> [Given information]:
———

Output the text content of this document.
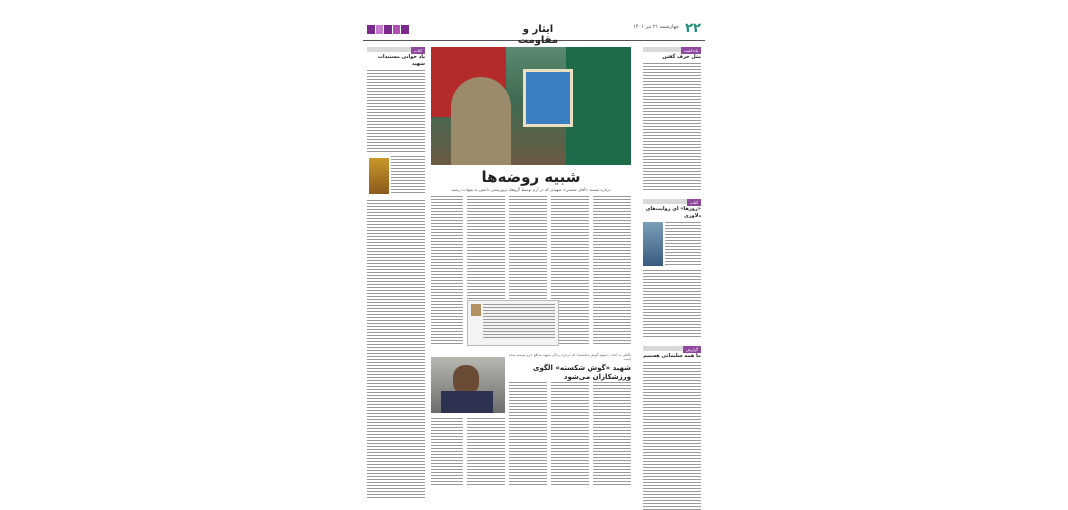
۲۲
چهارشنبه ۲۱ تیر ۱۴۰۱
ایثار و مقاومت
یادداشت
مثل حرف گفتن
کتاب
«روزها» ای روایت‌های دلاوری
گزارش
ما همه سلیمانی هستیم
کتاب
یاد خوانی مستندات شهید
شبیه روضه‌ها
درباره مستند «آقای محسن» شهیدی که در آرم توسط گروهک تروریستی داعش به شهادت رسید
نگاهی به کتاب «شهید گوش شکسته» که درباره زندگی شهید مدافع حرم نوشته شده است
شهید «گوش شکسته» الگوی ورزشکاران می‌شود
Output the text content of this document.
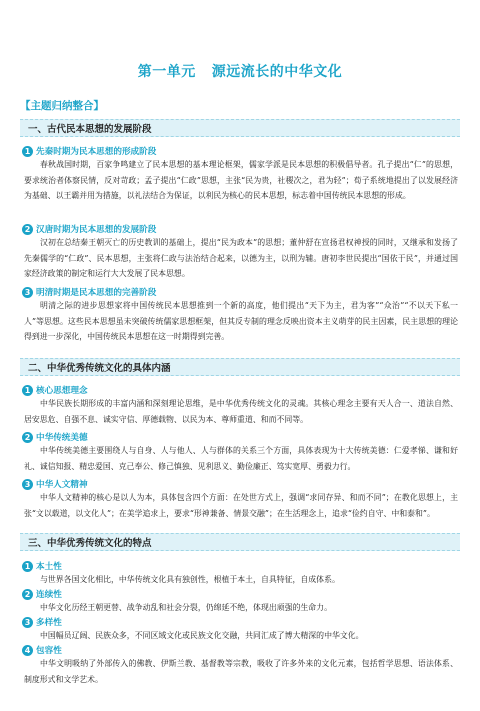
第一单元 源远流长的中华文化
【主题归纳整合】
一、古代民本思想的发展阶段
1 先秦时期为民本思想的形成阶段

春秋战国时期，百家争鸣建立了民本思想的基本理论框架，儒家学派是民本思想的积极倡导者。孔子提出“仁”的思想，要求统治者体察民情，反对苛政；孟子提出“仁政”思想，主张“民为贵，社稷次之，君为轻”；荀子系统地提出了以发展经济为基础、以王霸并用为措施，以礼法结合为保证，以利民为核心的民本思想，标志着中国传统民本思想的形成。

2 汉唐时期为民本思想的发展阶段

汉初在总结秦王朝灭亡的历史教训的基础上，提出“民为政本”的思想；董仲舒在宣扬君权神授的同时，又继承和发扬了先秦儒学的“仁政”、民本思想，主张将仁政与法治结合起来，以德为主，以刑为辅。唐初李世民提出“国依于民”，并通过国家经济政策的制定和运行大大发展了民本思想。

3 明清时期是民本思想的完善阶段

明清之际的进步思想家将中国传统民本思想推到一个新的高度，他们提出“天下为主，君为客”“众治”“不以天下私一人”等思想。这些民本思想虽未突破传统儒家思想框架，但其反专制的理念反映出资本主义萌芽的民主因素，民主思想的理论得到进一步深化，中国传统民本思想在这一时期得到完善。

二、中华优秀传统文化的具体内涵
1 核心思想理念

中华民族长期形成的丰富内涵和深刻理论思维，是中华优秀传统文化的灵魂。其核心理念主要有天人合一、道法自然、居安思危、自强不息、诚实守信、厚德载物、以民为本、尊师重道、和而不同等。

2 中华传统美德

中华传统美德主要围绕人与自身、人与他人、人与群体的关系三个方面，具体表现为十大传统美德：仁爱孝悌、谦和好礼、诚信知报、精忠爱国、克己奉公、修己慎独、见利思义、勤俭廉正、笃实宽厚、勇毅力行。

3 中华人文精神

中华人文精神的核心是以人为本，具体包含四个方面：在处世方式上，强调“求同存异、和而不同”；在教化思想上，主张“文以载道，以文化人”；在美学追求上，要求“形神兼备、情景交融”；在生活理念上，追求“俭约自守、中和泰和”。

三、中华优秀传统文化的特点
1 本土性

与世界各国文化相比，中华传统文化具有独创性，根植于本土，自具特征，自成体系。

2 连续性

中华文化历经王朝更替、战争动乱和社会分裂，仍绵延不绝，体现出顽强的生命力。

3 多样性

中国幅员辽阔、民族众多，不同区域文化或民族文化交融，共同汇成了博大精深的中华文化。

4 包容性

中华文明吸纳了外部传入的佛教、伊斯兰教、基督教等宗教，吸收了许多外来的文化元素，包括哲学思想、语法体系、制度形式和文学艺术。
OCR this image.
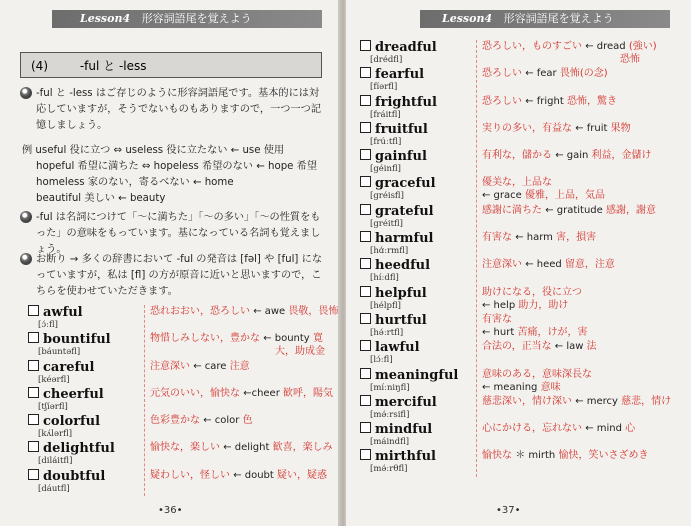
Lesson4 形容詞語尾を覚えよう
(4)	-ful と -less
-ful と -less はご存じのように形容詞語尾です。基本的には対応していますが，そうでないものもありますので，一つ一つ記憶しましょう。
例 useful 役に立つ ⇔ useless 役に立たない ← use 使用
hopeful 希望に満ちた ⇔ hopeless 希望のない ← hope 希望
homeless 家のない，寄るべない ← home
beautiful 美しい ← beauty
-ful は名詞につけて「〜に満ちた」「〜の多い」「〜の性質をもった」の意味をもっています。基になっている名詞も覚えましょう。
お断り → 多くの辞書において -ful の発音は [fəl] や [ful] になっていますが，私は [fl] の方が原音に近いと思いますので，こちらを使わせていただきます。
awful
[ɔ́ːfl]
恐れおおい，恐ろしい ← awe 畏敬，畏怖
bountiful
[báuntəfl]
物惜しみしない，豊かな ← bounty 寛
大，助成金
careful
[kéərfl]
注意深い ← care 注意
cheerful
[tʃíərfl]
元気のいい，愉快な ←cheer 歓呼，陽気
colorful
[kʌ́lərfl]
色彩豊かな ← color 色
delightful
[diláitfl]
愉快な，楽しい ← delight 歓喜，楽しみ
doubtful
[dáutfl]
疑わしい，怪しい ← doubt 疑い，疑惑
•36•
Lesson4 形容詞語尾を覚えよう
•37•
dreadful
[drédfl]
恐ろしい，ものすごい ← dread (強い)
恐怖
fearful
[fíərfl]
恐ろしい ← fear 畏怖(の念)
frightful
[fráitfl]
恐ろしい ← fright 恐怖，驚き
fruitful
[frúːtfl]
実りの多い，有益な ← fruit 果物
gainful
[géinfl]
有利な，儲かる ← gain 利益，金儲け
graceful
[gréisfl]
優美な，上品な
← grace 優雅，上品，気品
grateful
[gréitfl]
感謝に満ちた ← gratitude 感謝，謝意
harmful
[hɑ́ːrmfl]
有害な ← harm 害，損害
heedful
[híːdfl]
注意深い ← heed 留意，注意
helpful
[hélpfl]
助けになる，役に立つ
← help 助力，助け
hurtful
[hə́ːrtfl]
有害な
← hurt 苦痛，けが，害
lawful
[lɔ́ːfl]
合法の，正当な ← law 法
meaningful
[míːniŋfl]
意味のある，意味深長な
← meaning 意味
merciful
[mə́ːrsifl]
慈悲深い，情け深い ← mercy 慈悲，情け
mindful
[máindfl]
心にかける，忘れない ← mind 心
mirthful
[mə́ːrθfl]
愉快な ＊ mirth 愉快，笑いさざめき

———

> [Your instructions]: Repeat every record above exactly, but leave out any pictures.

> [Exercise solution]:
Output the text content of this document.
۲۲
چهارشنبه ۲۱ تیر ۱۴۰۱
ایثار و مقاومت
یادداشت
مثل حرف گفتن
کتاب
«روزها» ای روایت‌های دلاوری
گزارش
ما همه سلیمانی هستیم
کتاب
یاد خوانی مستندات شهید
شبیه روضه‌ها
درباره مستند «آقای محسن» شهیدی که در آرم توسط گروهک تروریستی داعش به شهادت رسید
نگاهی به کتاب «شهید گوش شکسته» که درباره زندگی شهید مدافع حرم نوشته شده است
شهید «گوش شکسته» الگوی ورزشکاران می‌شود
Output the text content of this document.
第一单元 源远流长的中华文化
【主题归纳整合】
一、古代民本思想的发展阶段
1 先秦时期为民本思想的形成阶段

春秋战国时期，百家争鸣建立了民本思想的基本理论框架，儒家学派是民本思想的积极倡导者。孔子提出“仁”的思想，要求统治者体察民情，反对苛政；孟子提出“仁政”思想，主张“民为贵，社稷次之，君为轻”；荀子系统地提出了以发展经济为基础、以王霸并用为措施，以礼法结合为保证，以利民为核心的民本思想，标志着中国传统民本思想的形成。

2 汉唐时期为民本思想的发展阶段

汉初在总结秦王朝灭亡的历史教训的基础上，提出“民为政本”的思想；董仲舒在宣扬君权神授的同时，又继承和发扬了先秦儒学的“仁政”、民本思想，主张将仁政与法治结合起来，以德为主，以刑为辅。唐初李世民提出“国依于民”，并通过国家经济政策的制定和运行大大发展了民本思想。

3 明清时期是民本思想的完善阶段

明清之际的进步思想家将中国传统民本思想推到一个新的高度，他们提出“天下为主，君为客”“众治”“不以天下私一人”等思想。这些民本思想虽未突破传统儒家思想框架，但其反专制的理念反映出资本主义萌芽的民主因素，民主思想的理论得到进一步深化，中国传统民本思想在这一时期得到完善。

二、中华优秀传统文化的具体内涵
1 核心思想理念

中华民族长期形成的丰富内涵和深刻理论思维，是中华优秀传统文化的灵魂。其核心理念主要有天人合一、道法自然、居安思危、自强不息、诚实守信、厚德载物、以民为本、尊师重道、和而不同等。

2 中华传统美德

中华传统美德主要围绕人与自身、人与他人、人与群体的关系三个方面，具体表现为十大传统美德：仁爱孝悌、谦和好礼、诚信知报、精忠爱国、克己奉公、修己慎独、见利思义、勤俭廉正、笃实宽厚、勇毅力行。

3 中华人文精神

中华人文精神的核心是以人为本，具体包含四个方面：在处世方式上，强调“求同存异、和而不同”；在教化思想上，主张“文以载道，以文化人”；在美学追求上，要求“形神兼备、情景交融”；在生活理念上，追求“俭约自守、中和泰和”。

三、中华优秀传统文化的特点
1 本土性

与世界各国文化相比，中华传统文化具有独创性，根植于本土，自具特征，自成体系。

2 连续性

中华文化历经王朝更替、战争动乱和社会分裂，仍绵延不绝，体现出顽强的生命力。

3 多样性

中国幅员辽阔、民族众多，不同区域文化或民族文化交融，共同汇成了博大精深的中华文化。

4 包容性

中华文明吸纳了外部传入的佛教、伊斯兰教、基督教等宗教，吸收了许多外来的文化元素，包括哲学思想、语法体系、制度形式和文学艺术。
OCR this image.
Lesson4 形容詞語尾を覚えよう
(4)	-ful と -less
-ful と -less はご存じのように形容詞語尾です。基本的には対応していますが，そうでないものもありますので，一つ一つ記憶しましょう。
例 useful 役に立つ ⇔ useless 役に立たない ← use 使用
hopeful 希望に満ちた ⇔ hopeless 希望のない ← hope 希望
homeless 家のない，寄るべない ← home
beautiful 美しい ← beauty
-ful は名詞につけて「〜に満ちた」「〜の多い」「〜の性質をもった」の意味をもっています。基になっている名詞も覚えましょう。
お断り → 多くの辞書において -ful の発音は [fəl] や [ful] になっていますが，私は [fl] の方が原音に近いと思いますので，こちらを使わせていただきます。
awful
[ɔ́ːfl]
恐れおおい，恐ろしい ← awe 畏敬，畏怖
bountiful
[báuntəfl]
物惜しみしない，豊かな ← bounty 寛
大，助成金
careful
[kéərfl]
注意深い ← care 注意
cheerful
[tʃíərfl]
元気のいい，愉快な ←cheer 歓呼，陽気
colorful
[kʌ́lərfl]
色彩豊かな ← color 色
delightful
[diláitfl]
愉快な，楽しい ← delight 歓喜，楽しみ
doubtful
[dáutfl]
疑わしい，怪しい ← doubt 疑い，疑惑
•36•
Lesson4 形容詞語尾を覚えよう
•37•
dreadful
[drédfl]
恐ろしい，ものすごい ← dread (強い)
恐怖
fearful
[fíərfl]
恐ろしい ← fear 畏怖(の念)
frightful
[fráitfl]
恐ろしい ← fright 恐怖，驚き
fruitful
[frúːtfl]
実りの多い，有益な ← fruit 果物
gainful
[géinfl]
有利な，儲かる ← gain 利益，金儲け
graceful
[gréisfl]
優美な，上品な
← grace 優雅，上品，気品
grateful
[gréitfl]
感謝に満ちた ← gratitude 感謝，謝意
harmful
[hɑ́ːrmfl]
有害な ← harm 害，損害
heedful
[híːdfl]
注意深い ← heed 留意，注意
helpful
[hélpfl]
助けになる，役に立つ
← help 助力，助け
hurtful
[hə́ːrtfl]
有害な
← hurt 苦痛，けが，害
lawful
[lɔ́ːfl]
合法の，正当な ← law 法
meaningful
[míːniŋfl]
意味のある，意味深長な
← meaning 意味
merciful
[mə́ːrsifl]
慈悲深い，情け深い ← mercy 慈悲，情け
mindful
[máindfl]
心にかける，忘れない ← mind 心
mirthful
[mə́ːrθfl]
愉快な ＊ mirth 愉快，笑いさざめき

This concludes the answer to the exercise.